#### Directions for this task
In the data below, find every line with the string "structured" and pull it out.

#### Material to process

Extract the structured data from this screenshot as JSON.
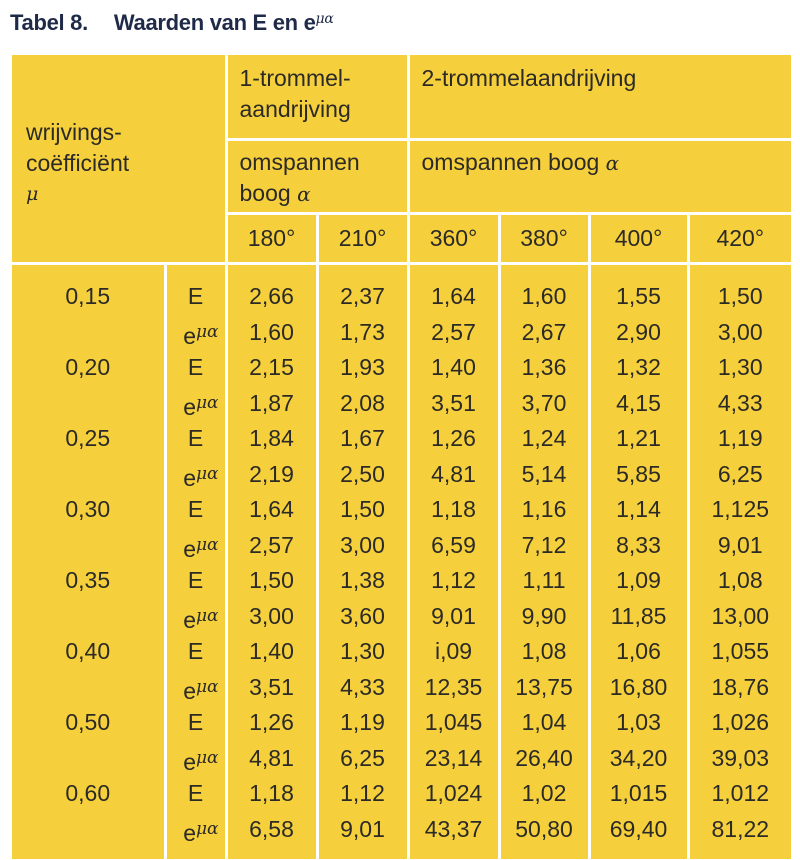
{
  "title": {
    "label": "Tabel 8.",
    "text": "Waarden van E en e",
    "sup": "μα"
  },
  "header": {
    "corner_line1": "wrijvings-",
    "corner_line2": "coëfficiënt",
    "corner_symbol": "μ",
    "group1_line1": "1-trommel-",
    "group1_line2": "aandrijving",
    "group2": "2-trommelaandrijving",
    "sub1_line1": "omspannen",
    "sub1_line2": "boog",
    "sub2": "omspannen boog",
    "alpha": "α",
    "angles": [
      "180°",
      "210°",
      "360°",
      "380°",
      "400°",
      "420°"
    ]
  },
  "symbols": {
    "E": "E",
    "e": "e",
    "mualpha": "μα"
  },
  "rows": [
    {
      "mu": "0,15",
      "E": [
        "2,66",
        "2,37",
        "1,64",
        "1,60",
        "1,55",
        "1,50"
      ],
      "emua": [
        "1,60",
        "1,73",
        "2,57",
        "2,67",
        "2,90",
        "3,00"
      ]
    },
    {
      "mu": "0,20",
      "E": [
        "2,15",
        "1,93",
        "1,40",
        "1,36",
        "1,32",
        "1,30"
      ],
      "emua": [
        "1,87",
        "2,08",
        "3,51",
        "3,70",
        "4,15",
        "4,33"
      ]
    },
    {
      "mu": "0,25",
      "E": [
        "1,84",
        "1,67",
        "1,26",
        "1,24",
        "1,21",
        "1,19"
      ],
      "emua": [
        "2,19",
        "2,50",
        "4,81",
        "5,14",
        "5,85",
        "6,25"
      ]
    },
    {
      "mu": "0,30",
      "E": [
        "1,64",
        "1,50",
        "1,18",
        "1,16",
        "1,14",
        "1,125"
      ],
      "emua": [
        "2,57",
        "3,00",
        "6,59",
        "7,12",
        "8,33",
        "9,01"
      ]
    },
    {
      "mu": "0,35",
      "E": [
        "1,50",
        "1,38",
        "1,12",
        "1,11",
        "1,09",
        "1,08"
      ],
      "emua": [
        "3,00",
        "3,60",
        "9,01",
        "9,90",
        "11,85",
        "13,00"
      ]
    },
    {
      "mu": "0,40",
      "E": [
        "1,40",
        "1,30",
        "i,09",
        "1,08",
        "1,06",
        "1,055"
      ],
      "emua": [
        "3,51",
        "4,33",
        "12,35",
        "13,75",
        "16,80",
        "18,76"
      ]
    },
    {
      "mu": "0,50",
      "E": [
        "1,26",
        "1,19",
        "1,045",
        "1,04",
        "1,03",
        "1,026"
      ],
      "emua": [
        "4,81",
        "6,25",
        "23,14",
        "26,40",
        "34,20",
        "39,03"
      ]
    },
    {
      "mu": "0,60",
      "E": [
        "1,18",
        "1,12",
        "1,024",
        "1,02",
        "1,015",
        "1,012"
      ],
      "emua": [
        "6,58",
        "9,01",
        "43,37",
        "50,80",
        "69,40",
        "81,22"
      ]
    }
  ]
}
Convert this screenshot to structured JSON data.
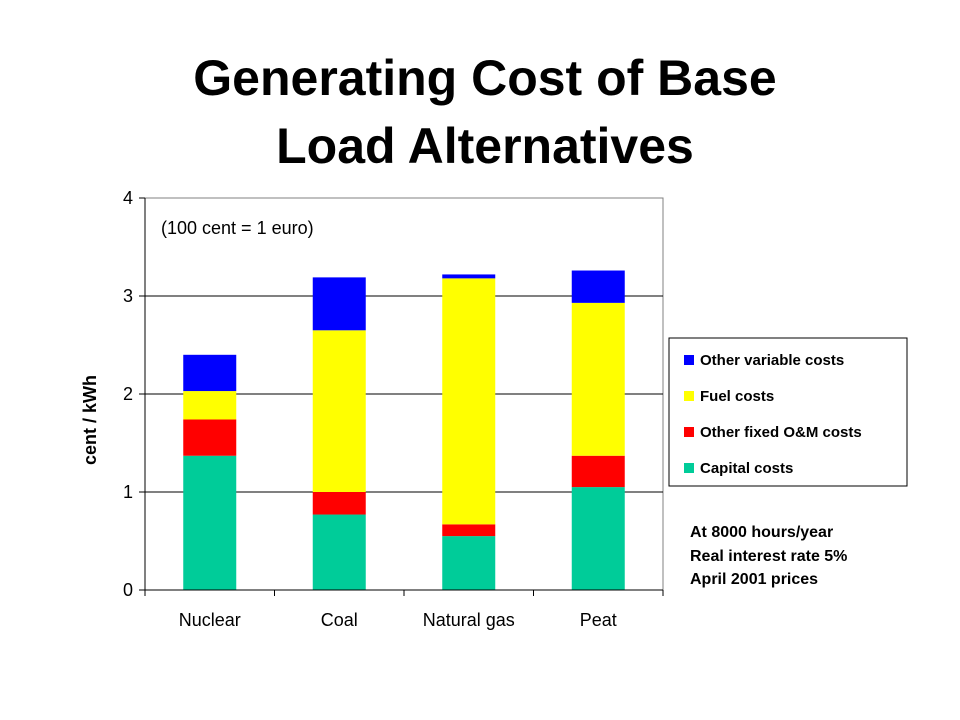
{
  "title": {
    "line1": "Generating Cost of Base",
    "line2": "Load Alternatives"
  },
  "chart_data": {
    "type": "bar",
    "stacked": true,
    "categories": [
      "Nuclear",
      "Coal",
      "Natural gas",
      "Peat"
    ],
    "series": [
      {
        "name": "Capital costs",
        "color": "#00CC99",
        "values": [
          1.37,
          0.77,
          0.55,
          1.05
        ]
      },
      {
        "name": "Other fixed O&M costs",
        "color": "#FF0000",
        "values": [
          0.37,
          0.23,
          0.12,
          0.32
        ]
      },
      {
        "name": "Fuel costs",
        "color": "#FFFF00",
        "values": [
          0.29,
          1.65,
          2.51,
          1.56
        ]
      },
      {
        "name": "Other variable costs",
        "color": "#0000FF",
        "values": [
          0.37,
          0.54,
          0.04,
          0.33
        ]
      }
    ],
    "xlabel": "",
    "ylabel": "cent / kWh",
    "ylim": [
      0,
      4
    ],
    "yticks": [
      "0",
      "1",
      "2",
      "3",
      "4"
    ],
    "grid": true,
    "legend_position": "right",
    "annotation": "(100 cent = 1 euro)"
  },
  "notes": [
    "At 8000 hours/year",
    "Real interest rate 5%",
    "April 2001 prices"
  ]
}
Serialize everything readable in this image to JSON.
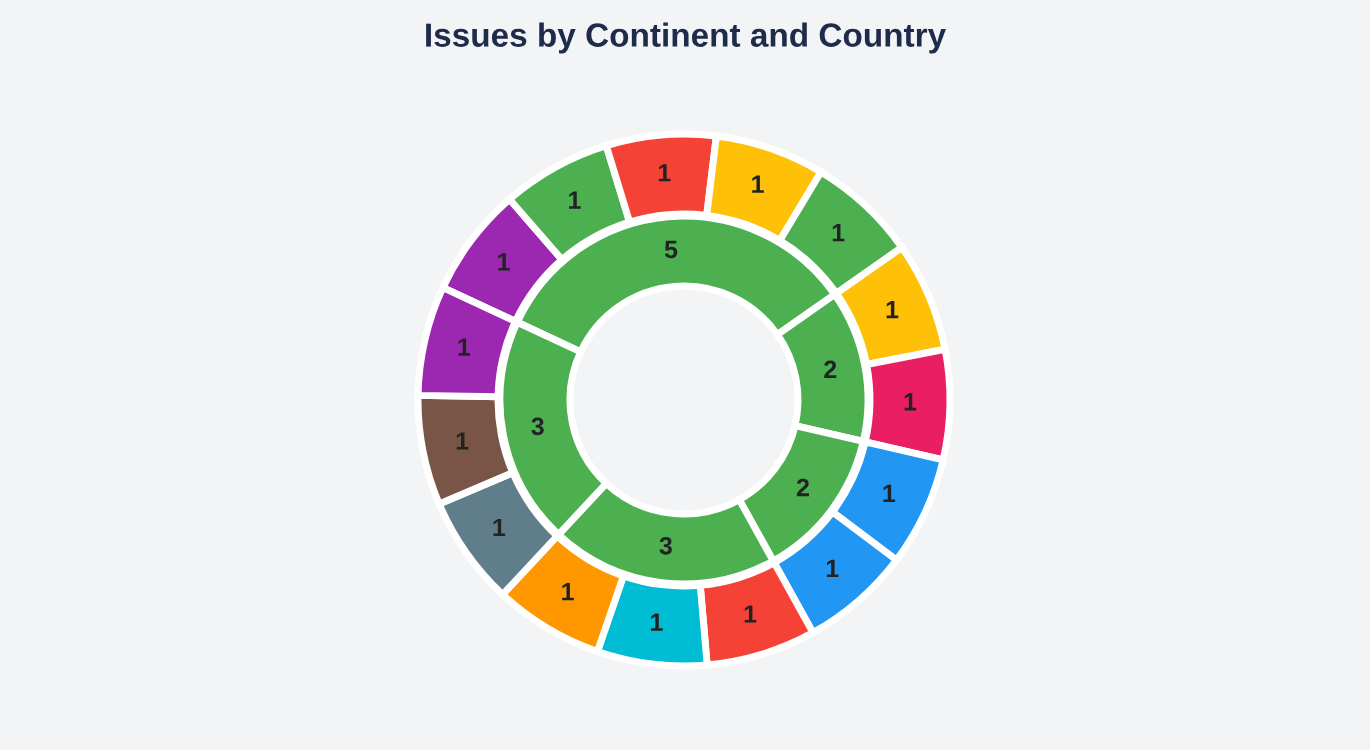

#### Solution for this exercise
Extract the structured data from this screenshot as JSON.
Convert this screenshot to structured JSON data.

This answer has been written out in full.